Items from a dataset
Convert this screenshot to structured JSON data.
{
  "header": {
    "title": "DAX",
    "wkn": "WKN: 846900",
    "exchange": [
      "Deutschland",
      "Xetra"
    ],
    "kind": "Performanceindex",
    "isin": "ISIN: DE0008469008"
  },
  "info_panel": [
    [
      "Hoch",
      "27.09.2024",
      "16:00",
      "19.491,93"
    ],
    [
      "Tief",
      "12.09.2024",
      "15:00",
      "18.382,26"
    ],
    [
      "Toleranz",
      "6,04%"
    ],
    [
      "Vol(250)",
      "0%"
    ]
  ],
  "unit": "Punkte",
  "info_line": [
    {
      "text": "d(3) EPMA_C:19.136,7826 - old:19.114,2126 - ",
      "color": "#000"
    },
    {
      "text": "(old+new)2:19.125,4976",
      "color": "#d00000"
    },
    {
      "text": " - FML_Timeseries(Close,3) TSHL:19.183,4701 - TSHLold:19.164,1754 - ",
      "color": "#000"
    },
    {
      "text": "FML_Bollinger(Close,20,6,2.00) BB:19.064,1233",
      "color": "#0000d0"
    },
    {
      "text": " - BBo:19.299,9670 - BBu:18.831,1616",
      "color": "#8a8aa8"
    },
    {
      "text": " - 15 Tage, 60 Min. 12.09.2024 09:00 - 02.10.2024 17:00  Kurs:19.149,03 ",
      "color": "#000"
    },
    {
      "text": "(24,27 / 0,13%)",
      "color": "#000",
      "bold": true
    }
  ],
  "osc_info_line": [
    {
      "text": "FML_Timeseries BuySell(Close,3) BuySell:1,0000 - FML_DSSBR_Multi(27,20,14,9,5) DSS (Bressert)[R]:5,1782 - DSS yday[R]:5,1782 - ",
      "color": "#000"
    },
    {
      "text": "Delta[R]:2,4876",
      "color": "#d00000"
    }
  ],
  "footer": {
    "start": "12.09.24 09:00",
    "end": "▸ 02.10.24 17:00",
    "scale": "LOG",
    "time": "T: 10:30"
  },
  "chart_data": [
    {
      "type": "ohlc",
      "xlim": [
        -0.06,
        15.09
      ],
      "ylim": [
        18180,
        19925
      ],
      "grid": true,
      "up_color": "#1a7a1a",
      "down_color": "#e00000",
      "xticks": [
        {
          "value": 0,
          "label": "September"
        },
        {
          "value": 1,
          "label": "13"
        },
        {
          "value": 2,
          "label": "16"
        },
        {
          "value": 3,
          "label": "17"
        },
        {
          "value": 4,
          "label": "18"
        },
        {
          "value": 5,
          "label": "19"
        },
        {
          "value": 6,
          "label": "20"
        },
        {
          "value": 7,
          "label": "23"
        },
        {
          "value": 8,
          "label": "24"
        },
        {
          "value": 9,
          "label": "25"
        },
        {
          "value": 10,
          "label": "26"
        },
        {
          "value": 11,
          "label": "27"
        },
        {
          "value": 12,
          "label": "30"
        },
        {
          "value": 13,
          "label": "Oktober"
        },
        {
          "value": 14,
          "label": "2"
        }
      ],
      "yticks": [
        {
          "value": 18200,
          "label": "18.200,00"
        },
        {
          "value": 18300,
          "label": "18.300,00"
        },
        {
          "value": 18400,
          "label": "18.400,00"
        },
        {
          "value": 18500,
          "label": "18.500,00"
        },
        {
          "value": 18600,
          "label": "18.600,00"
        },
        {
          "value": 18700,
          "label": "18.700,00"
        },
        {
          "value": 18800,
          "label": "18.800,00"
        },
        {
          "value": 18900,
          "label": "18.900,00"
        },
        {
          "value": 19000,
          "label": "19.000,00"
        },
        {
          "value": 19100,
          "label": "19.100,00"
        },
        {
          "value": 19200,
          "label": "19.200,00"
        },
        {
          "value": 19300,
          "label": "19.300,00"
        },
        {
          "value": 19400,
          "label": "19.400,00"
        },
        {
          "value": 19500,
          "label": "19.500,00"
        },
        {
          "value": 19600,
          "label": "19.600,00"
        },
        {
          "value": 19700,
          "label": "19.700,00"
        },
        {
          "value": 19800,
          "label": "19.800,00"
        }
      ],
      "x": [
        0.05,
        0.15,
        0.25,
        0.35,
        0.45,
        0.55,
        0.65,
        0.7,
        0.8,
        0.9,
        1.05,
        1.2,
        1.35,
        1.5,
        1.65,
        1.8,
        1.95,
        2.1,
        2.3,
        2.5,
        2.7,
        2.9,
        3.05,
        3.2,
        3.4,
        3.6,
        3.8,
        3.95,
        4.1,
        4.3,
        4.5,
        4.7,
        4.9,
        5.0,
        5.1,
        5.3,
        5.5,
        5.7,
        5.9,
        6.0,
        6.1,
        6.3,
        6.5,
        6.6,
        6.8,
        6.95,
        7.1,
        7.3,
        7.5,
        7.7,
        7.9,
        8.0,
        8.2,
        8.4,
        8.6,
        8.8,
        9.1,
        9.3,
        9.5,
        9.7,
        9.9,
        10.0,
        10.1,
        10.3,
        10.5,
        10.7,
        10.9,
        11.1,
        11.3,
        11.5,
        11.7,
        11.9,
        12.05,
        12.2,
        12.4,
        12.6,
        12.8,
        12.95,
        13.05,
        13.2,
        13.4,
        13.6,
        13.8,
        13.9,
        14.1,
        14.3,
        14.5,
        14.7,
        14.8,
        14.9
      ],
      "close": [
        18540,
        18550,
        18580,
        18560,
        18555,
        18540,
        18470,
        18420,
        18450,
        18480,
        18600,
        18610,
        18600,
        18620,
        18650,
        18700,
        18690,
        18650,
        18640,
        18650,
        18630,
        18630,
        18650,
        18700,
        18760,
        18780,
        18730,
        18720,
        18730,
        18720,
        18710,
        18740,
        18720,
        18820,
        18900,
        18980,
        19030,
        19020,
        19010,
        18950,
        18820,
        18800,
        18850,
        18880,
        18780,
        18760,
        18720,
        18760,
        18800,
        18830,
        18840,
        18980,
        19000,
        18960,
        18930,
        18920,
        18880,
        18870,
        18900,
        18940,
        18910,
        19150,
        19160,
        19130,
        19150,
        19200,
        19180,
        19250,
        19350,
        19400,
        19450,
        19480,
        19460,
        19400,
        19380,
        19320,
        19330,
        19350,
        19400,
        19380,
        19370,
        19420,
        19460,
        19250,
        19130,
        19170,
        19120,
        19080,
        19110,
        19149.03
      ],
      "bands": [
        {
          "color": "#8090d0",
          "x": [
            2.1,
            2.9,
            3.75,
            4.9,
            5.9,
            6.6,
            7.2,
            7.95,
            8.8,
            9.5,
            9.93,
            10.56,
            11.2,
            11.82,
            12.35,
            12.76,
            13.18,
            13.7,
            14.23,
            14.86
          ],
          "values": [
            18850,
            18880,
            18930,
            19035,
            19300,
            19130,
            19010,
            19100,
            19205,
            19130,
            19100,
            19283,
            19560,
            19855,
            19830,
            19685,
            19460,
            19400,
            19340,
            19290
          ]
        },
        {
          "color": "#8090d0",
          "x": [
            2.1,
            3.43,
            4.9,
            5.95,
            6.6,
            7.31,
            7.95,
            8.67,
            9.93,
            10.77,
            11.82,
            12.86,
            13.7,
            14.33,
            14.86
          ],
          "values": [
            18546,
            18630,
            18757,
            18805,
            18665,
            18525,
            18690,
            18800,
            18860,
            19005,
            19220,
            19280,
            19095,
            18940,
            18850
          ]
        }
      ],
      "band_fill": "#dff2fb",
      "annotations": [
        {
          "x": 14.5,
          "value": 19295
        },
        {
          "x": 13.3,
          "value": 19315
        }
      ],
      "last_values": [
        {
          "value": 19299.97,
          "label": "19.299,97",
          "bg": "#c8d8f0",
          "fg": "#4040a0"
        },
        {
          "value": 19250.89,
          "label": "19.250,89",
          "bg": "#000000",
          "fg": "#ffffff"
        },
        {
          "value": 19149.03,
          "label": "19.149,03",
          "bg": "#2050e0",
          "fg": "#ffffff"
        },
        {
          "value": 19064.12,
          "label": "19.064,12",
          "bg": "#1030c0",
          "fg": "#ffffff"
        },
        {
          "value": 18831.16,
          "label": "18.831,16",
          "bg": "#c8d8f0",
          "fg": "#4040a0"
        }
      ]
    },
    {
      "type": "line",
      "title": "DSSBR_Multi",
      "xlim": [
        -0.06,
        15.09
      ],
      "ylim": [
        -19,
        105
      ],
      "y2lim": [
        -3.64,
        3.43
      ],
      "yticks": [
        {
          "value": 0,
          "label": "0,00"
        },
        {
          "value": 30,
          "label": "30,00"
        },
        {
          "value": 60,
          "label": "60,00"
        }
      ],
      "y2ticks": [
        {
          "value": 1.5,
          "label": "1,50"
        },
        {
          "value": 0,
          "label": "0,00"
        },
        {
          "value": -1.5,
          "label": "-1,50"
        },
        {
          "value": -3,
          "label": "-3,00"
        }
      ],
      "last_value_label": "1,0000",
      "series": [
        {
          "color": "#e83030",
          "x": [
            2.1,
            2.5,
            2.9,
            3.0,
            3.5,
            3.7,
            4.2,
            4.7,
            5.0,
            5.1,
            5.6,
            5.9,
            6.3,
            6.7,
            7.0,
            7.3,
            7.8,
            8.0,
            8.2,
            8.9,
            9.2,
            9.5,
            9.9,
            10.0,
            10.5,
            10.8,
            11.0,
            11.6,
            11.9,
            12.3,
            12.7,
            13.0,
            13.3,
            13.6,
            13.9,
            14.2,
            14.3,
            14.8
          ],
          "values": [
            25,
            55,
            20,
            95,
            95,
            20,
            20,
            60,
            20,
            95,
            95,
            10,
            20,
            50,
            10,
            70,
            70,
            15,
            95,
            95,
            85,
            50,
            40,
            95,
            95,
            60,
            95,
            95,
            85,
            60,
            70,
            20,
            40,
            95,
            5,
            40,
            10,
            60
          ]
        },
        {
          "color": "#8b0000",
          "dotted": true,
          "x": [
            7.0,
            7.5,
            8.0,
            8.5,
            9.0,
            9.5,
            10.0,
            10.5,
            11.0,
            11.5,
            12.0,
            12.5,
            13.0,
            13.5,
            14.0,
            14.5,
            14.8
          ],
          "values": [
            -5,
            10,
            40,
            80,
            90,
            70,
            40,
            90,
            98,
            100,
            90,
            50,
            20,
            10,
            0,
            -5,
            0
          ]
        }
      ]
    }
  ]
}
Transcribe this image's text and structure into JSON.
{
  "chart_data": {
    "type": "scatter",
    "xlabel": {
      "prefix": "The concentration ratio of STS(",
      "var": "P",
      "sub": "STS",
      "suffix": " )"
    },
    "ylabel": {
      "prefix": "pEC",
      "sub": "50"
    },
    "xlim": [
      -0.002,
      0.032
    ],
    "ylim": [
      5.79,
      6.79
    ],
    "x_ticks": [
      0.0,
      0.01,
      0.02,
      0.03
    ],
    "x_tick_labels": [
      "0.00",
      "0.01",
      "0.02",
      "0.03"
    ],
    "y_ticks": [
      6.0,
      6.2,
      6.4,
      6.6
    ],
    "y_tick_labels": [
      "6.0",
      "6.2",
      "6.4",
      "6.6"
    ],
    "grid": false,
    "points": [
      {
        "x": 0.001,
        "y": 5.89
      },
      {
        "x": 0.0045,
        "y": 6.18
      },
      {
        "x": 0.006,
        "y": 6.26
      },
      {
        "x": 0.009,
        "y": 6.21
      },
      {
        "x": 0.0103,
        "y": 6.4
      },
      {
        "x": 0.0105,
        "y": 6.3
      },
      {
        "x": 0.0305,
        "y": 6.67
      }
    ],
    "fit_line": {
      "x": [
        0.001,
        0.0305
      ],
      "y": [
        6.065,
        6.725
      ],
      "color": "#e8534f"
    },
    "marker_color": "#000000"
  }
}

Instruction: Look through the material and copy each line that has "JSON".

Solution to the exercise:
Convert this screenshot to structured JSON data.
Transcribe this image's text and structure into JSON.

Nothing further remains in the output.